**Records for the task:**
▶

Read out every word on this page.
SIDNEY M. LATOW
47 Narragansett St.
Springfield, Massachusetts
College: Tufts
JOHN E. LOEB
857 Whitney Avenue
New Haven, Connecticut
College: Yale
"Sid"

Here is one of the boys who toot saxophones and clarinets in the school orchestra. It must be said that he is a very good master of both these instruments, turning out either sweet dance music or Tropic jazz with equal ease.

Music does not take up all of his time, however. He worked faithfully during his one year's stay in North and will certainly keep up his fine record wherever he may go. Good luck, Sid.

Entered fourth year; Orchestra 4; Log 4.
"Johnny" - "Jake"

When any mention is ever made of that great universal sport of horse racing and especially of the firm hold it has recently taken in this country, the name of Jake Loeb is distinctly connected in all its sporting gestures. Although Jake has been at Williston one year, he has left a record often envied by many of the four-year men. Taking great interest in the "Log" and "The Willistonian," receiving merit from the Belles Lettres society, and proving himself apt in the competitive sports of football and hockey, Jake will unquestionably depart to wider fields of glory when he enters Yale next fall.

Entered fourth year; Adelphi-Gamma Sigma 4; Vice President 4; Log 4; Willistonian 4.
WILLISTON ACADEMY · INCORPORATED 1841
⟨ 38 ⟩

◀

**What the exercise asks:** Go back to the listing above and please repeat it exactly.

**Written solution:**
Read out every word on this page.
SIDNEY M. LATOW
47 Narragansett St.
Springfield, Massachusetts
College: Tufts
JOHN E. LOEB
857 Whitney Avenue
New Haven, Connecticut
College: Yale
"Sid"

Here is one of the boys who toot saxophones and clarinets in the school orchestra. It must be said that he is a very good master of both these instruments, turning out either sweet dance music or Tropic jazz with equal ease.

Music does not take up all of his time, however. He worked faithfully during his one year's stay in North and will certainly keep up his fine record wherever he may go. Good luck, Sid.

Entered fourth year; Orchestra 4; Log 4.
"Johnny" - "Jake"

When any mention is ever made of that great universal sport of horse racing and especially of the firm hold it has recently taken in this country, the name of Jake Loeb is distinctly connected in all its sporting gestures. Although Jake has been at Williston one year, he has left a record often envied by many of the four-year men. Taking great interest in the "Log" and "The Willistonian," receiving merit from the Belles Lettres society, and proving himself apt in the competitive sports of football and hockey, Jake will unquestionably depart to wider fields of glory when he enters Yale next fall.

Entered fourth year; Adelphi-Gamma Sigma 4; Vice President 4; Log 4; Willistonian 4.
WILLISTON ACADEMY · INCORPORATED 1841
⟨ 38 ⟩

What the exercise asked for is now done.